— begin —
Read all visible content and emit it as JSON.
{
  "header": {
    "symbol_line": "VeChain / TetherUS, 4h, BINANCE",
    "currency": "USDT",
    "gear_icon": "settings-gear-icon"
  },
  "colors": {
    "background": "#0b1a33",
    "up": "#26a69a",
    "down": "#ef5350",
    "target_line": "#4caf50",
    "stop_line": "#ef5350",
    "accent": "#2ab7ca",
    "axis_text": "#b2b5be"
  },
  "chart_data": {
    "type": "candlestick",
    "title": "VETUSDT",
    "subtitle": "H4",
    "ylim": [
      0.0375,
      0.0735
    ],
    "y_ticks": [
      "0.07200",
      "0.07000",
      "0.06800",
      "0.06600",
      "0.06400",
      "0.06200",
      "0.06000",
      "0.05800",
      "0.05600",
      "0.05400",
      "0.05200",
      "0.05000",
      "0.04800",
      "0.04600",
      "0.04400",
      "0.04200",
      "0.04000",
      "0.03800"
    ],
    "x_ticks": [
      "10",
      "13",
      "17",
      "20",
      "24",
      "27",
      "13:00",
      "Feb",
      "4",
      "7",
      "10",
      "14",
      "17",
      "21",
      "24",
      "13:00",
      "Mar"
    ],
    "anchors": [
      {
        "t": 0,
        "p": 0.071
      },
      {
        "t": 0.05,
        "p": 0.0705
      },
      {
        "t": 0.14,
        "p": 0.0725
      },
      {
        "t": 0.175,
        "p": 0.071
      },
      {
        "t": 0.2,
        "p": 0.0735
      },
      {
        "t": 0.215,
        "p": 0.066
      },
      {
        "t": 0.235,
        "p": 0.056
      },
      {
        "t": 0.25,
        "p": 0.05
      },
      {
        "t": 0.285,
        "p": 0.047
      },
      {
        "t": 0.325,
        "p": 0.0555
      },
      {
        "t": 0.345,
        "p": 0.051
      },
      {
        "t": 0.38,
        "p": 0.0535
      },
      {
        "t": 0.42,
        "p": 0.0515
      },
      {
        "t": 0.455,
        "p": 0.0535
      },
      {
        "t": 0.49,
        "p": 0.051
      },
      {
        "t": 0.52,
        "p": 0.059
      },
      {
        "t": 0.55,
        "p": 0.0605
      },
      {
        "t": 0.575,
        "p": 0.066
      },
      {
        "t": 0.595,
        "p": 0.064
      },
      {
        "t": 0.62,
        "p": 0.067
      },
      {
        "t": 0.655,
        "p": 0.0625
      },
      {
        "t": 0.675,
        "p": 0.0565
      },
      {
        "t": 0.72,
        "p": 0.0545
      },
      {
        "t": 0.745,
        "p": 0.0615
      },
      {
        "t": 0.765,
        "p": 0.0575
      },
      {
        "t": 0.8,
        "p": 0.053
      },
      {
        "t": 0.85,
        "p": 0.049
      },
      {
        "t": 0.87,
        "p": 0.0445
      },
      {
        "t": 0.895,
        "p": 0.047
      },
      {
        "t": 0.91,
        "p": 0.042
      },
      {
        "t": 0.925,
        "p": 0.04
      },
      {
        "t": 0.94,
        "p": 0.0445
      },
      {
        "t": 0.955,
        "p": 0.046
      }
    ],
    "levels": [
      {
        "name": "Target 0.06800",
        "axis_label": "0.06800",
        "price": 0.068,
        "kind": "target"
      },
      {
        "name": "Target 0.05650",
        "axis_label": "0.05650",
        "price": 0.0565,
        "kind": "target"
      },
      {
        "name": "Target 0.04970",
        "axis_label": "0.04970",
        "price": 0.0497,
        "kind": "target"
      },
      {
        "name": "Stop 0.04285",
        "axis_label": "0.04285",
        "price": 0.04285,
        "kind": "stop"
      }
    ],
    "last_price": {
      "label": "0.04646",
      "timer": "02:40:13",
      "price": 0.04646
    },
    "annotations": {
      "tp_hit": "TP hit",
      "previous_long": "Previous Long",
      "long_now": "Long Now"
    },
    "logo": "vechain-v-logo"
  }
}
— end —
§ Given request:
Every line of the data above should be reproduced word for word.

§ Exercise response:
Read all visible content and emit it as JSON.
{
  "header": {
    "symbol_line": "VeChain / TetherUS, 4h, BINANCE",
    "currency": "USDT",
    "gear_icon": "settings-gear-icon"
  },
  "colors": {
    "background": "#0b1a33",
    "up": "#26a69a",
    "down": "#ef5350",
    "target_line": "#4caf50",
    "stop_line": "#ef5350",
    "accent": "#2ab7ca",
    "axis_text": "#b2b5be"
  },
  "chart_data": {
    "type": "candlestick",
    "title": "VETUSDT",
    "subtitle": "H4",
    "ylim": [
      0.0375,
      0.0735
    ],
    "y_ticks": [
      "0.07200",
      "0.07000",
      "0.06800",
      "0.06600",
      "0.06400",
      "0.06200",
      "0.06000",
      "0.05800",
      "0.05600",
      "0.05400",
      "0.05200",
      "0.05000",
      "0.04800",
      "0.04600",
      "0.04400",
      "0.04200",
      "0.04000",
      "0.03800"
    ],
    "x_ticks": [
      "10",
      "13",
      "17",
      "20",
      "24",
      "27",
      "13:00",
      "Feb",
      "4",
      "7",
      "10",
      "14",
      "17",
      "21",
      "24",
      "13:00",
      "Mar"
    ],
    "anchors": [
      {
        "t": 0,
        "p": 0.071
      },
      {
        "t": 0.05,
        "p": 0.0705
      },
      {
        "t": 0.14,
        "p": 0.0725
      },
      {
        "t": 0.175,
        "p": 0.071
      },
      {
        "t": 0.2,
        "p": 0.0735
      },
      {
        "t": 0.215,
        "p": 0.066
      },
      {
        "t": 0.235,
        "p": 0.056
      },
      {
        "t": 0.25,
        "p": 0.05
      },
      {
        "t": 0.285,
        "p": 0.047
      },
      {
        "t": 0.325,
        "p": 0.0555
      },
      {
        "t": 0.345,
        "p": 0.051
      },
      {
        "t": 0.38,
        "p": 0.0535
      },
      {
        "t": 0.42,
        "p": 0.0515
      },
      {
        "t": 0.455,
        "p": 0.0535
      },
      {
        "t": 0.49,
        "p": 0.051
      },
      {
        "t": 0.52,
        "p": 0.059
      },
      {
        "t": 0.55,
        "p": 0.0605
      },
      {
        "t": 0.575,
        "p": 0.066
      },
      {
        "t": 0.595,
        "p": 0.064
      },
      {
        "t": 0.62,
        "p": 0.067
      },
      {
        "t": 0.655,
        "p": 0.0625
      },
      {
        "t": 0.675,
        "p": 0.0565
      },
      {
        "t": 0.72,
        "p": 0.0545
      },
      {
        "t": 0.745,
        "p": 0.0615
      },
      {
        "t": 0.765,
        "p": 0.0575
      },
      {
        "t": 0.8,
        "p": 0.053
      },
      {
        "t": 0.85,
        "p": 0.049
      },
      {
        "t": 0.87,
        "p": 0.0445
      },
      {
        "t": 0.895,
        "p": 0.047
      },
      {
        "t": 0.91,
        "p": 0.042
      },
      {
        "t": 0.925,
        "p": 0.04
      },
      {
        "t": 0.94,
        "p": 0.0445
      },
      {
        "t": 0.955,
        "p": 0.046
      }
    ],
    "levels": [
      {
        "name": "Target 0.06800",
        "axis_label": "0.06800",
        "price": 0.068,
        "kind": "target"
      },
      {
        "name": "Target 0.05650",
        "axis_label": "0.05650",
        "price": 0.0565,
        "kind": "target"
      },
      {
        "name": "Target 0.04970",
        "axis_label": "0.04970",
        "price": 0.0497,
        "kind": "target"
      },
      {
        "name": "Stop 0.04285",
        "axis_label": "0.04285",
        "price": 0.04285,
        "kind": "stop"
      }
    ],
    "last_price": {
      "label": "0.04646",
      "timer": "02:40:13",
      "price": 0.04646
    },
    "annotations": {
      "tp_hit": "TP hit",
      "previous_long": "Previous Long",
      "long_now": "Long Now"
    },
    "logo": "vechain-v-logo"
  }
}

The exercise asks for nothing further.